Dataset rows about figures:
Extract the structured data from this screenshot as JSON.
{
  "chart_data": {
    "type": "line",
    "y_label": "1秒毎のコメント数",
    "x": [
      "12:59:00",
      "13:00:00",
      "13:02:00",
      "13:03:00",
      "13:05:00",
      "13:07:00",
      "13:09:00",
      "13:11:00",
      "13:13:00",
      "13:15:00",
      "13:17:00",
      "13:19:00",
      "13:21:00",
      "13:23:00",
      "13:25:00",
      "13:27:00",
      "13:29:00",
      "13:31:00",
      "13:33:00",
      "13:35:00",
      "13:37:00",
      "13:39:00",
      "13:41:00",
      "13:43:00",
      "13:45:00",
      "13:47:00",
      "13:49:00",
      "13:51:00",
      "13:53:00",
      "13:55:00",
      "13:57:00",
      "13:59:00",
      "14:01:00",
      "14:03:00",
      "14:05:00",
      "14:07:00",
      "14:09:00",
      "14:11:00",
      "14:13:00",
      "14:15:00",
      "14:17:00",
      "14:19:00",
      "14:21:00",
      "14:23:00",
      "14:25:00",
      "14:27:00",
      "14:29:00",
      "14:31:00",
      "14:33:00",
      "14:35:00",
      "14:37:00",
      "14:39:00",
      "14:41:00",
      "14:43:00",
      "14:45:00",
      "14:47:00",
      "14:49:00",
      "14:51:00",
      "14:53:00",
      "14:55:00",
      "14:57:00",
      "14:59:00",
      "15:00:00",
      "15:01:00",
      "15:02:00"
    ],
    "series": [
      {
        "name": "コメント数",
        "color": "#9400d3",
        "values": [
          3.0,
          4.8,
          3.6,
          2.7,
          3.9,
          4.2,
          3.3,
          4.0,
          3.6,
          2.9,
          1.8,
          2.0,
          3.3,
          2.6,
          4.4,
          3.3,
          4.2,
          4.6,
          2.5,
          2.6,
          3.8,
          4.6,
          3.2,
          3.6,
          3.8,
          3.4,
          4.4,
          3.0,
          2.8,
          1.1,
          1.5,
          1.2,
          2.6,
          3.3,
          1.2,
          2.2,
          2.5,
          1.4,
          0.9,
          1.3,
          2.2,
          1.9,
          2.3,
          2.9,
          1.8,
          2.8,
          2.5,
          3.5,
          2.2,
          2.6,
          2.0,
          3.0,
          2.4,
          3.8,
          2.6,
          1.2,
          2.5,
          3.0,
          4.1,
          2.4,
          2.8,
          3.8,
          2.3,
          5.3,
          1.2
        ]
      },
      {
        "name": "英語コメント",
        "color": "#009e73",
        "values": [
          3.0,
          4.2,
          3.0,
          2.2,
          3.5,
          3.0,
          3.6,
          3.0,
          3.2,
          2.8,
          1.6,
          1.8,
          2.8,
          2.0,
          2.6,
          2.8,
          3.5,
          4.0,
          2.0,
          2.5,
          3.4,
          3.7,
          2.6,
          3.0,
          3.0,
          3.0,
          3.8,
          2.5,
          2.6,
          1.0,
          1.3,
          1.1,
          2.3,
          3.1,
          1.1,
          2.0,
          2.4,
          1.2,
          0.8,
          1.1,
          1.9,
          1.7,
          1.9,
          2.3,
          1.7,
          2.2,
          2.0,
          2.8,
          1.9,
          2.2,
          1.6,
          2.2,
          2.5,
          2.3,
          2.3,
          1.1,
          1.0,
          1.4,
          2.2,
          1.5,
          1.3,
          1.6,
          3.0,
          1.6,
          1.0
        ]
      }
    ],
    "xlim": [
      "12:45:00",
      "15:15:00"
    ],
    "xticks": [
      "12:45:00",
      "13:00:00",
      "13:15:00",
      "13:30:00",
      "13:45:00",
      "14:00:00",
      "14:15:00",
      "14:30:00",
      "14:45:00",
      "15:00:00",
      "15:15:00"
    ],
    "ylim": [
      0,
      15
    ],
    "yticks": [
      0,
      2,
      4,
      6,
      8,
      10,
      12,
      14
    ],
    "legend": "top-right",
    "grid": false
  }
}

(Directions)
Reproduce the records above exactly as they appear.

(Exercise response)
Extract the structured data from this screenshot as JSON.
{
  "chart_data": {
    "type": "line",
    "y_label": "1秒毎のコメント数",
    "x": [
      "12:59:00",
      "13:00:00",
      "13:02:00",
      "13:03:00",
      "13:05:00",
      "13:07:00",
      "13:09:00",
      "13:11:00",
      "13:13:00",
      "13:15:00",
      "13:17:00",
      "13:19:00",
      "13:21:00",
      "13:23:00",
      "13:25:00",
      "13:27:00",
      "13:29:00",
      "13:31:00",
      "13:33:00",
      "13:35:00",
      "13:37:00",
      "13:39:00",
      "13:41:00",
      "13:43:00",
      "13:45:00",
      "13:47:00",
      "13:49:00",
      "13:51:00",
      "13:53:00",
      "13:55:00",
      "13:57:00",
      "13:59:00",
      "14:01:00",
      "14:03:00",
      "14:05:00",
      "14:07:00",
      "14:09:00",
      "14:11:00",
      "14:13:00",
      "14:15:00",
      "14:17:00",
      "14:19:00",
      "14:21:00",
      "14:23:00",
      "14:25:00",
      "14:27:00",
      "14:29:00",
      "14:31:00",
      "14:33:00",
      "14:35:00",
      "14:37:00",
      "14:39:00",
      "14:41:00",
      "14:43:00",
      "14:45:00",
      "14:47:00",
      "14:49:00",
      "14:51:00",
      "14:53:00",
      "14:55:00",
      "14:57:00",
      "14:59:00",
      "15:00:00",
      "15:01:00",
      "15:02:00"
    ],
    "series": [
      {
        "name": "コメント数",
        "color": "#9400d3",
        "values": [
          3.0,
          4.8,
          3.6,
          2.7,
          3.9,
          4.2,
          3.3,
          4.0,
          3.6,
          2.9,
          1.8,
          2.0,
          3.3,
          2.6,
          4.4,
          3.3,
          4.2,
          4.6,
          2.5,
          2.6,
          3.8,
          4.6,
          3.2,
          3.6,
          3.8,
          3.4,
          4.4,
          3.0,
          2.8,
          1.1,
          1.5,
          1.2,
          2.6,
          3.3,
          1.2,
          2.2,
          2.5,
          1.4,
          0.9,
          1.3,
          2.2,
          1.9,
          2.3,
          2.9,
          1.8,
          2.8,
          2.5,
          3.5,
          2.2,
          2.6,
          2.0,
          3.0,
          2.4,
          3.8,
          2.6,
          1.2,
          2.5,
          3.0,
          4.1,
          2.4,
          2.8,
          3.8,
          2.3,
          5.3,
          1.2
        ]
      },
      {
        "name": "英語コメント",
        "color": "#009e73",
        "values": [
          3.0,
          4.2,
          3.0,
          2.2,
          3.5,
          3.0,
          3.6,
          3.0,
          3.2,
          2.8,
          1.6,
          1.8,
          2.8,
          2.0,
          2.6,
          2.8,
          3.5,
          4.0,
          2.0,
          2.5,
          3.4,
          3.7,
          2.6,
          3.0,
          3.0,
          3.0,
          3.8,
          2.5,
          2.6,
          1.0,
          1.3,
          1.1,
          2.3,
          3.1,
          1.1,
          2.0,
          2.4,
          1.2,
          0.8,
          1.1,
          1.9,
          1.7,
          1.9,
          2.3,
          1.7,
          2.2,
          2.0,
          2.8,
          1.9,
          2.2,
          1.6,
          2.2,
          2.5,
          2.3,
          2.3,
          1.1,
          1.0,
          1.4,
          2.2,
          1.5,
          1.3,
          1.6,
          3.0,
          1.6,
          1.0
        ]
      }
    ],
    "xlim": [
      "12:45:00",
      "15:15:00"
    ],
    "xticks": [
      "12:45:00",
      "13:00:00",
      "13:15:00",
      "13:30:00",
      "13:45:00",
      "14:00:00",
      "14:15:00",
      "14:30:00",
      "14:45:00",
      "15:00:00",
      "15:15:00"
    ],
    "ylim": [
      0,
      15
    ],
    "yticks": [
      0,
      2,
      4,
      6,
      8,
      10,
      12,
      14
    ],
    "legend": "top-right",
    "grid": false
  }
}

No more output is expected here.